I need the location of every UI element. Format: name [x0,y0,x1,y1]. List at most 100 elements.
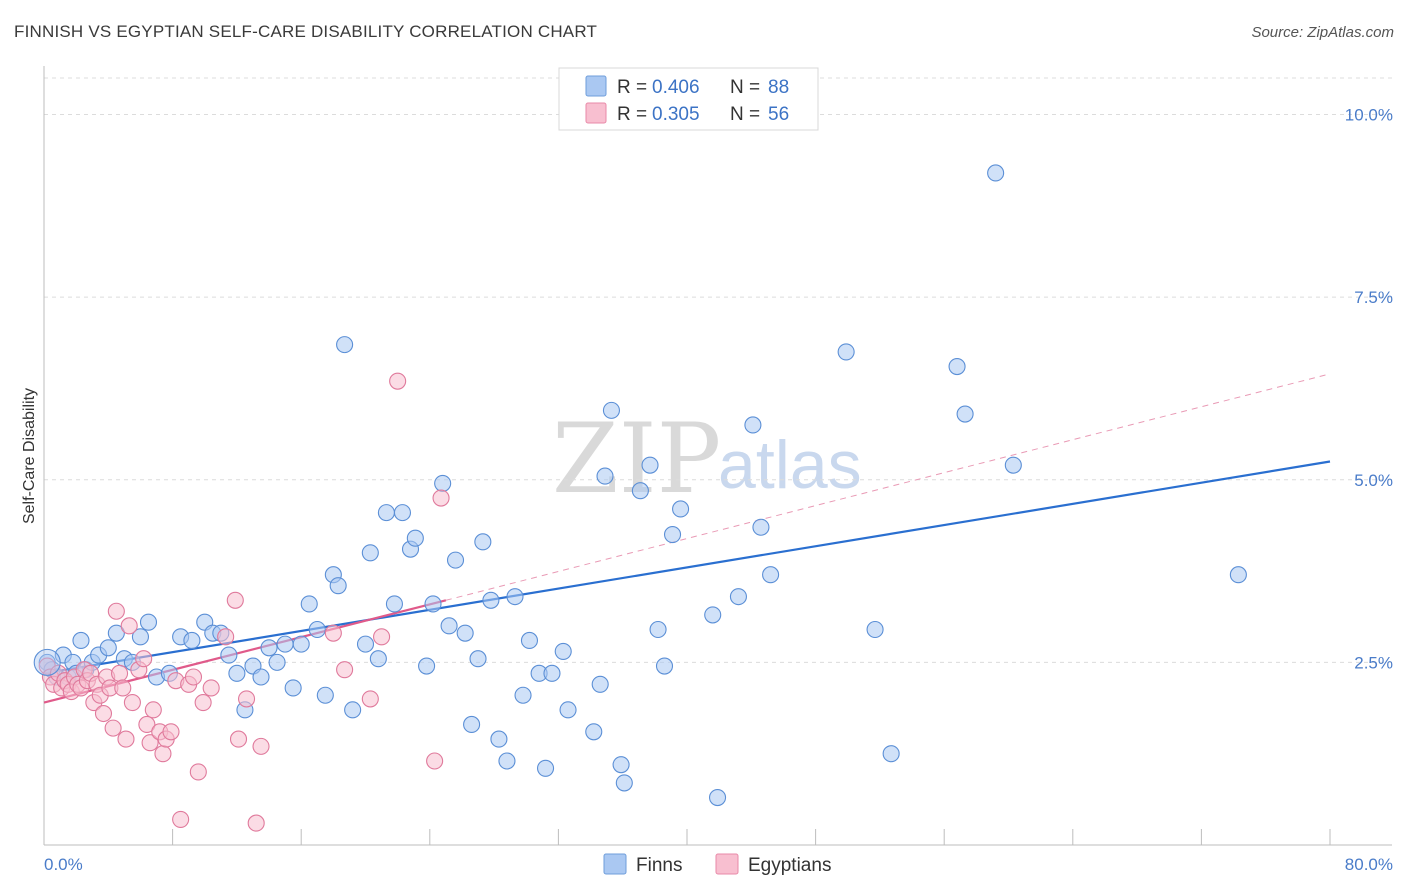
point-finns [369,650,387,668]
x-tick-label-min: 0.0% [44,855,83,874]
point-egyptians [217,628,235,646]
legend-r-label-egyptians: R = [617,104,647,125]
point-finns [344,701,362,719]
point-finns [276,635,294,653]
legend-n-label-egyptians: N = [730,104,760,125]
point-egyptians [114,679,132,697]
point-egyptians [138,715,156,734]
point-finns [649,620,667,639]
point-finns [708,788,727,807]
trend-line-extension-egyptians [445,373,1331,601]
point-finns [268,653,286,671]
point-finns [440,617,458,635]
point-egyptians [336,661,354,679]
point-finns [308,620,326,639]
legend-box: R = 0.406 N = 88 R = 0.305 N = 56 [558,67,819,131]
point-finns [866,620,884,639]
data-points [33,164,1247,832]
point-finns [641,456,659,474]
point-finns [655,657,674,675]
point-finns [559,701,577,719]
point-egyptians [361,690,379,708]
point-finns [1004,456,1022,474]
legend-n-value-egyptians: 56 [768,104,789,125]
point-finns [1229,566,1247,584]
point-finns [744,416,762,434]
trend-line-finns [43,460,1331,675]
point-egyptians [94,704,113,723]
point-finns [498,752,516,770]
point-finns [463,715,481,734]
point-finns [554,642,572,660]
point-finns [361,544,379,562]
point-finns [183,631,201,650]
point-finns [377,504,395,522]
chart-title: FINNISH VS EGYPTIAN SELF-CARE DISABILITY… [14,22,598,41]
point-finns [284,679,302,697]
point-egyptians [189,763,207,781]
point-egyptians [229,730,248,748]
point-finns [514,686,532,704]
axes [43,66,1392,846]
bottom-legend-swatch-finns [603,853,627,875]
point-finns [356,635,375,653]
point-egyptians [123,694,141,712]
point-finns [385,595,403,613]
point-egyptians [432,489,450,507]
bottom-legend-label-finns: Finns [636,855,682,876]
point-egyptians [172,810,190,828]
point-finns [139,613,158,631]
legend-r-value-finns: 0.406 [652,77,700,98]
point-finns [615,774,633,792]
point-finns [752,518,770,536]
point-finns [482,591,500,609]
y-tick-label: 5.0% [1354,471,1393,490]
point-egyptians [154,745,172,763]
watermark: ZIP atlas [552,403,862,515]
point-finns [393,504,412,522]
point-finns [762,566,780,584]
point-finns [882,745,900,763]
point-finns [490,730,508,748]
legend-r-value-egyptians: 0.305 [652,104,700,125]
point-finns [837,343,855,361]
bottom-legend-swatch-egyptians [715,853,739,875]
point-finns [228,664,246,682]
point-finns [987,164,1005,182]
point-egyptians [252,737,270,755]
source-label: Source: ZipAtlas.com [1251,24,1394,41]
bottom-legend-label-egyptians: Egyptians [748,855,831,876]
point-finns [131,628,149,646]
point-finns [506,588,524,606]
point-finns [107,624,125,642]
point-finns [300,595,318,613]
point-egyptians [104,719,122,737]
point-egyptians [144,701,162,719]
legend-n-value-finns: 88 [768,77,789,98]
y-tick-label: 10.0% [1345,106,1393,125]
point-finns [329,577,347,595]
point-finns [418,657,436,675]
point-egyptians [162,723,180,741]
y-tick-label: 2.5% [1354,653,1393,672]
legend-swatch-egyptians [585,102,607,124]
y-axis-label: Self-Care Disability [21,388,38,524]
point-finns [602,401,620,419]
legend-swatch-finns [585,75,607,97]
y-tick-labels: 2.5% 5.0% 7.5% 10.0% [1345,106,1393,673]
legend-r-label-finns: R = [617,77,647,98]
point-egyptians [426,752,444,770]
point-finns [446,551,465,569]
bottom-legend: Finns Egyptians [603,853,831,876]
point-finns [672,500,690,518]
watermark-atlas: atlas [718,427,862,503]
point-finns [596,467,614,485]
point-egyptians [226,591,244,609]
point-egyptians [120,617,138,635]
point-finns [469,650,487,668]
point-finns [663,525,682,544]
point-egyptians [107,602,125,620]
point-egyptians [324,624,342,642]
point-egyptians [111,664,129,682]
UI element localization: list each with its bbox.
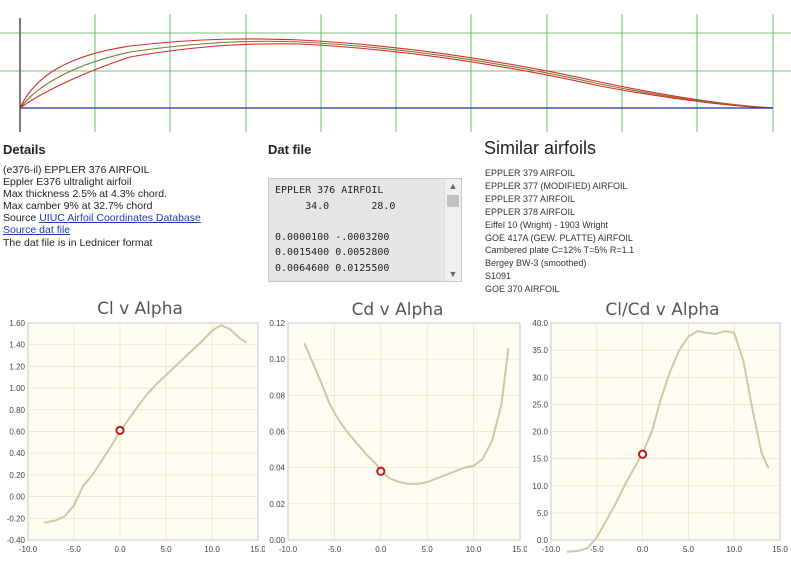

○ ○ ○ ○ ○ ○ ○

- _Objective_
Reproduce these lines with "point-finns" switched to "marker-finns" wherever it occurs and everything else left unchanged. Omit the pictures from your answer.

- _Result_
I need the location of every UI element. Format: name [x0,y0,x1,y1]. List at most 100 elements.
marker-finns [369,650,387,668]
x-tick-label-min: 0.0% [44,855,83,874]
point-egyptians [217,628,235,646]
legend-r-label-egyptians: R = [617,104,647,125]
marker-finns [344,701,362,719]
marker-finns [276,635,294,653]
legend-n-label-egyptians: N = [730,104,760,125]
point-egyptians [114,679,132,697]
point-egyptians [138,715,156,734]
marker-finns [649,620,667,639]
marker-finns [708,788,727,807]
trend-line-extension-egyptians [445,373,1331,601]
marker-finns [268,653,286,671]
marker-finns [440,617,458,635]
point-egyptians [336,661,354,679]
marker-finns [308,620,326,639]
legend-box: R = 0.406 N = 88 R = 0.305 N = 56 [558,67,819,131]
marker-finns [866,620,884,639]
data-points [33,164,1247,832]
marker-finns [641,456,659,474]
marker-finns [655,657,674,675]
marker-finns [559,701,577,719]
point-egyptians [361,690,379,708]
marker-finns [1004,456,1022,474]
legend-n-value-egyptians: 56 [768,104,789,125]
marker-finns [1229,566,1247,584]
marker-finns [744,416,762,434]
trend-line-finns [43,460,1331,675]
point-egyptians [94,704,113,723]
marker-finns [498,752,516,770]
marker-finns [463,715,481,734]
marker-finns [554,642,572,660]
marker-finns [361,544,379,562]
marker-finns [183,631,201,650]
marker-finns [377,504,395,522]
chart-title: FINNISH VS EGYPTIAN SELF-CARE DISABILITY… [14,22,598,41]
marker-finns [284,679,302,697]
point-egyptians [189,763,207,781]
point-egyptians [229,730,248,748]
marker-finns [514,686,532,704]
axes [43,66,1392,846]
bottom-legend-swatch-finns [603,853,627,875]
marker-finns [356,635,375,653]
point-egyptians [123,694,141,712]
marker-finns [385,595,403,613]
point-egyptians [432,489,450,507]
bottom-legend-label-finns: Finns [636,855,682,876]
point-egyptians [172,810,190,828]
marker-finns [139,613,158,631]
legend-r-value-finns: 0.406 [652,77,700,98]
marker-finns [615,774,633,792]
marker-finns [752,518,770,536]
marker-finns [482,591,500,609]
y-tick-label: 5.0% [1354,471,1393,490]
point-egyptians [154,745,172,763]
watermark: ZIP atlas [552,403,862,515]
marker-finns [393,504,412,522]
marker-finns [762,566,780,584]
marker-finns [882,745,900,763]
marker-finns [490,730,508,748]
legend-r-value-egyptians: 0.305 [652,104,700,125]
marker-finns [837,343,855,361]
bottom-legend-swatch-egyptians [715,853,739,875]
marker-finns [228,664,246,682]
marker-finns [987,164,1005,182]
point-egyptians [252,737,270,755]
source-label: Source: ZipAtlas.com [1251,24,1394,41]
bottom-legend-label-egyptians: Egyptians [748,855,831,876]
marker-finns [131,628,149,646]
marker-finns [506,588,524,606]
marker-finns [107,624,125,642]
marker-finns [300,595,318,613]
point-egyptians [104,719,122,737]
point-egyptians [144,701,162,719]
legend-n-value-finns: 88 [768,77,789,98]
y-tick-label: 10.0% [1345,106,1393,125]
marker-finns [329,577,347,595]
marker-finns [418,657,436,675]
point-egyptians [162,723,180,741]
y-tick-label: 2.5% [1354,653,1393,672]
legend-swatch-egyptians [585,102,607,124]
y-axis-label: Self-Care Disability [21,388,38,524]
marker-finns [602,401,620,419]
legend-swatch-finns [585,75,607,97]
y-tick-labels: 2.5% 5.0% 7.5% 10.0% [1345,106,1393,673]
legend-r-label-finns: R = [617,77,647,98]
point-egyptians [426,752,444,770]
marker-finns [446,551,465,569]
bottom-legend: Finns Egyptians [603,853,831,876]
marker-finns [672,500,690,518]
watermark-atlas: atlas [718,427,862,503]
marker-finns [596,467,614,485]
point-egyptians [226,591,244,609]
point-egyptians [120,617,138,635]
marker-finns [469,650,487,668]
marker-finns [663,525,682,544]
point-egyptians [107,602,125,620]
point-egyptians [324,624,342,642]
point-egyptians [111,664,129,682]
UI element localization: list each with its bbox.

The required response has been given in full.